#### Problem statement
Reproduce the entries below in full, word for word.

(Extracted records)
## start
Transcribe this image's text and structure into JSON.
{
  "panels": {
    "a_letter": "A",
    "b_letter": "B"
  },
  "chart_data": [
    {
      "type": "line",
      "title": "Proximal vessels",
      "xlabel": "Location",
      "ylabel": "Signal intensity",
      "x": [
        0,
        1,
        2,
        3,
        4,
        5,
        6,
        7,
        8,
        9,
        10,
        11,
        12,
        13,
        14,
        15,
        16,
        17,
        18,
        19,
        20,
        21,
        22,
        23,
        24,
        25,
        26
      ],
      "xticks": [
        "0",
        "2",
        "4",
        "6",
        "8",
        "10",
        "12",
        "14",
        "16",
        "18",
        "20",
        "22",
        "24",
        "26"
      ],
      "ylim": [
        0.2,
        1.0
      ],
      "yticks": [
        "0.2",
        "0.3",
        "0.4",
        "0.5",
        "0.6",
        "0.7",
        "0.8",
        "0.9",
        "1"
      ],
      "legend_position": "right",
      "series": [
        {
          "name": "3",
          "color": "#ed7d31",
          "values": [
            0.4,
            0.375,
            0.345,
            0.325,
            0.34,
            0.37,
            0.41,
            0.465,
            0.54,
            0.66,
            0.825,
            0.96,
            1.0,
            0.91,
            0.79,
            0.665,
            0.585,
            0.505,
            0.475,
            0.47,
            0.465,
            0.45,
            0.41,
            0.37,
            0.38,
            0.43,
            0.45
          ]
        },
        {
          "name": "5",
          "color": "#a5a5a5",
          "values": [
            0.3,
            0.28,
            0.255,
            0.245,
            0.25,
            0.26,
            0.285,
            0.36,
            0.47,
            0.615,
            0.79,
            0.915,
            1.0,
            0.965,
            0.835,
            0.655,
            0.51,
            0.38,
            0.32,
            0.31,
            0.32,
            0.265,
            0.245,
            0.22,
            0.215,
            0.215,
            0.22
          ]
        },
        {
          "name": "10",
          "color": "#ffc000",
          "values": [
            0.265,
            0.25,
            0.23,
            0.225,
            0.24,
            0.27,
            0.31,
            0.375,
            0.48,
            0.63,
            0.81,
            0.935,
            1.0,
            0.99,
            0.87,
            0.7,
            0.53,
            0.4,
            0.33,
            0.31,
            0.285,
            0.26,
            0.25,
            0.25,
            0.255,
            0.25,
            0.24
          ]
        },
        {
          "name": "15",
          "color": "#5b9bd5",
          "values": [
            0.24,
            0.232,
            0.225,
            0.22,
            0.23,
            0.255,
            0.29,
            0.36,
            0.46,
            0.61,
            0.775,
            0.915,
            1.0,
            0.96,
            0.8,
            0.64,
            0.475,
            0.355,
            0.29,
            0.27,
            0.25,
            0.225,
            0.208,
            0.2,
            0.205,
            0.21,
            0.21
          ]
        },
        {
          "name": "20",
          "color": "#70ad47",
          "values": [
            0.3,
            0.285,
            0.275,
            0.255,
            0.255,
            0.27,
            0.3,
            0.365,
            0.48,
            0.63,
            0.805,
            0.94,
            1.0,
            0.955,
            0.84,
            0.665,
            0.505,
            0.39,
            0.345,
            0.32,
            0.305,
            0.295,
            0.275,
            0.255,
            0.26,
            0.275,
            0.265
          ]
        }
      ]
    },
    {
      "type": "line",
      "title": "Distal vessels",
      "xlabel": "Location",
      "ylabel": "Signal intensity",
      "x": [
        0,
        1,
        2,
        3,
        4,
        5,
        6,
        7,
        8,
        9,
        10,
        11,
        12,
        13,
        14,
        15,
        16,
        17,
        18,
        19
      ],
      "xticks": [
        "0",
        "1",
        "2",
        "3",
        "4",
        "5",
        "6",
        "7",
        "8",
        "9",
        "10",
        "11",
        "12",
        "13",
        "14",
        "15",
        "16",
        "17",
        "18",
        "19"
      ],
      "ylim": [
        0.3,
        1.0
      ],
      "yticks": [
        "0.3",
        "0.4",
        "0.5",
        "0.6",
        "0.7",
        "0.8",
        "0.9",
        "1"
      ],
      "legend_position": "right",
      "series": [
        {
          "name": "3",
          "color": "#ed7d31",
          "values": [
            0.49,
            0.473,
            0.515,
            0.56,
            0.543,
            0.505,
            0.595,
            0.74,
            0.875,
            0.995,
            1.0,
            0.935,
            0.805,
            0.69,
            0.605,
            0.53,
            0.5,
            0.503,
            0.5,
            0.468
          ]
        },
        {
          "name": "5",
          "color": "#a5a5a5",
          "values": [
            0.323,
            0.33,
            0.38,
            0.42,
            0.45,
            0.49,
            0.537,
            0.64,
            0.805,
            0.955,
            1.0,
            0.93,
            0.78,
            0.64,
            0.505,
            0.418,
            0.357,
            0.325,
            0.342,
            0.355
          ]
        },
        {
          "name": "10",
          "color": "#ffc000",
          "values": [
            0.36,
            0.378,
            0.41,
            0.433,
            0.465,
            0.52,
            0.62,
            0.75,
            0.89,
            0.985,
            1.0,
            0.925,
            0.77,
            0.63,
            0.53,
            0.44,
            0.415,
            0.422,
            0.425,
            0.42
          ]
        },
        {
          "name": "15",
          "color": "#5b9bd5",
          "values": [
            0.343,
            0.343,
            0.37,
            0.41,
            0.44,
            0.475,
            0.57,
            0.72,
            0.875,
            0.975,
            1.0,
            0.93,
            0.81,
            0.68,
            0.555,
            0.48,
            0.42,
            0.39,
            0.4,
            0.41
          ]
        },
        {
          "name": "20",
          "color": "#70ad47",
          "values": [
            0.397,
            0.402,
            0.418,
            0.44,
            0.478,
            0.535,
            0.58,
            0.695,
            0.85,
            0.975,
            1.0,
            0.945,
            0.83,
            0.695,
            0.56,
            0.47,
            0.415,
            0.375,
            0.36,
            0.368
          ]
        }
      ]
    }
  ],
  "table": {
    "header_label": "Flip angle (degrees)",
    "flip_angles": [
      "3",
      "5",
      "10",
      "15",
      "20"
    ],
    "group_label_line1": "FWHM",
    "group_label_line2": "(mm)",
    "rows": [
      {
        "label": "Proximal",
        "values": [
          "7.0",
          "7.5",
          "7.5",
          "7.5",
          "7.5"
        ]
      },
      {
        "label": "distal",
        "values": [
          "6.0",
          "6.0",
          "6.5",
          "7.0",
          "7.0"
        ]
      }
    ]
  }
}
## end
#### Exercise answer
Transcribe this image's text and structure into JSON.
{
  "panels": {
    "a_letter": "A",
    "b_letter": "B"
  },
  "chart_data": [
    {
      "type": "line",
      "title": "Proximal vessels",
      "xlabel": "Location",
      "ylabel": "Signal intensity",
      "x": [
        0,
        1,
        2,
        3,
        4,
        5,
        6,
        7,
        8,
        9,
        10,
        11,
        12,
        13,
        14,
        15,
        16,
        17,
        18,
        19,
        20,
        21,
        22,
        23,
        24,
        25,
        26
      ],
      "xticks": [
        "0",
        "2",
        "4",
        "6",
        "8",
        "10",
        "12",
        "14",
        "16",
        "18",
        "20",
        "22",
        "24",
        "26"
      ],
      "ylim": [
        0.2,
        1.0
      ],
      "yticks": [
        "0.2",
        "0.3",
        "0.4",
        "0.5",
        "0.6",
        "0.7",
        "0.8",
        "0.9",
        "1"
      ],
      "legend_position": "right",
      "series": [
        {
          "name": "3",
          "color": "#ed7d31",
          "values": [
            0.4,
            0.375,
            0.345,
            0.325,
            0.34,
            0.37,
            0.41,
            0.465,
            0.54,
            0.66,
            0.825,
            0.96,
            1.0,
            0.91,
            0.79,
            0.665,
            0.585,
            0.505,
            0.475,
            0.47,
            0.465,
            0.45,
            0.41,
            0.37,
            0.38,
            0.43,
            0.45
          ]
        },
        {
          "name": "5",
          "color": "#a5a5a5",
          "values": [
            0.3,
            0.28,
            0.255,
            0.245,
            0.25,
            0.26,
            0.285,
            0.36,
            0.47,
            0.615,
            0.79,
            0.915,
            1.0,
            0.965,
            0.835,
            0.655,
            0.51,
            0.38,
            0.32,
            0.31,
            0.32,
            0.265,
            0.245,
            0.22,
            0.215,
            0.215,
            0.22
          ]
        },
        {
          "name": "10",
          "color": "#ffc000",
          "values": [
            0.265,
            0.25,
            0.23,
            0.225,
            0.24,
            0.27,
            0.31,
            0.375,
            0.48,
            0.63,
            0.81,
            0.935,
            1.0,
            0.99,
            0.87,
            0.7,
            0.53,
            0.4,
            0.33,
            0.31,
            0.285,
            0.26,
            0.25,
            0.25,
            0.255,
            0.25,
            0.24
          ]
        },
        {
          "name": "15",
          "color": "#5b9bd5",
          "values": [
            0.24,
            0.232,
            0.225,
            0.22,
            0.23,
            0.255,
            0.29,
            0.36,
            0.46,
            0.61,
            0.775,
            0.915,
            1.0,
            0.96,
            0.8,
            0.64,
            0.475,
            0.355,
            0.29,
            0.27,
            0.25,
            0.225,
            0.208,
            0.2,
            0.205,
            0.21,
            0.21
          ]
        },
        {
          "name": "20",
          "color": "#70ad47",
          "values": [
            0.3,
            0.285,
            0.275,
            0.255,
            0.255,
            0.27,
            0.3,
            0.365,
            0.48,
            0.63,
            0.805,
            0.94,
            1.0,
            0.955,
            0.84,
            0.665,
            0.505,
            0.39,
            0.345,
            0.32,
            0.305,
            0.295,
            0.275,
            0.255,
            0.26,
            0.275,
            0.265
          ]
        }
      ]
    },
    {
      "type": "line",
      "title": "Distal vessels",
      "xlabel": "Location",
      "ylabel": "Signal intensity",
      "x": [
        0,
        1,
        2,
        3,
        4,
        5,
        6,
        7,
        8,
        9,
        10,
        11,
        12,
        13,
        14,
        15,
        16,
        17,
        18,
        19
      ],
      "xticks": [
        "0",
        "1",
        "2",
        "3",
        "4",
        "5",
        "6",
        "7",
        "8",
        "9",
        "10",
        "11",
        "12",
        "13",
        "14",
        "15",
        "16",
        "17",
        "18",
        "19"
      ],
      "ylim": [
        0.3,
        1.0
      ],
      "yticks": [
        "0.3",
        "0.4",
        "0.5",
        "0.6",
        "0.7",
        "0.8",
        "0.9",
        "1"
      ],
      "legend_position": "right",
      "series": [
        {
          "name": "3",
          "color": "#ed7d31",
          "values": [
            0.49,
            0.473,
            0.515,
            0.56,
            0.543,
            0.505,
            0.595,
            0.74,
            0.875,
            0.995,
            1.0,
            0.935,
            0.805,
            0.69,
            0.605,
            0.53,
            0.5,
            0.503,
            0.5,
            0.468
          ]
        },
        {
          "name": "5",
          "color": "#a5a5a5",
          "values": [
            0.323,
            0.33,
            0.38,
            0.42,
            0.45,
            0.49,
            0.537,
            0.64,
            0.805,
            0.955,
            1.0,
            0.93,
            0.78,
            0.64,
            0.505,
            0.418,
            0.357,
            0.325,
            0.342,
            0.355
          ]
        },
        {
          "name": "10",
          "color": "#ffc000",
          "values": [
            0.36,
            0.378,
            0.41,
            0.433,
            0.465,
            0.52,
            0.62,
            0.75,
            0.89,
            0.985,
            1.0,
            0.925,
            0.77,
            0.63,
            0.53,
            0.44,
            0.415,
            0.422,
            0.425,
            0.42
          ]
        },
        {
          "name": "15",
          "color": "#5b9bd5",
          "values": [
            0.343,
            0.343,
            0.37,
            0.41,
            0.44,
            0.475,
            0.57,
            0.72,
            0.875,
            0.975,
            1.0,
            0.93,
            0.81,
            0.68,
            0.555,
            0.48,
            0.42,
            0.39,
            0.4,
            0.41
          ]
        },
        {
          "name": "20",
          "color": "#70ad47",
          "values": [
            0.397,
            0.402,
            0.418,
            0.44,
            0.478,
            0.535,
            0.58,
            0.695,
            0.85,
            0.975,
            1.0,
            0.945,
            0.83,
            0.695,
            0.56,
            0.47,
            0.415,
            0.375,
            0.36,
            0.368
          ]
        }
      ]
    }
  ],
  "table": {
    "header_label": "Flip angle (degrees)",
    "flip_angles": [
      "3",
      "5",
      "10",
      "15",
      "20"
    ],
    "group_label_line1": "FWHM",
    "group_label_line2": "(mm)",
    "rows": [
      {
        "label": "Proximal",
        "values": [
          "7.0",
          "7.5",
          "7.5",
          "7.5",
          "7.5"
        ]
      },
      {
        "label": "distal",
        "values": [
          "6.0",
          "6.0",
          "6.5",
          "7.0",
          "7.0"
        ]
      }
    ]
  }
}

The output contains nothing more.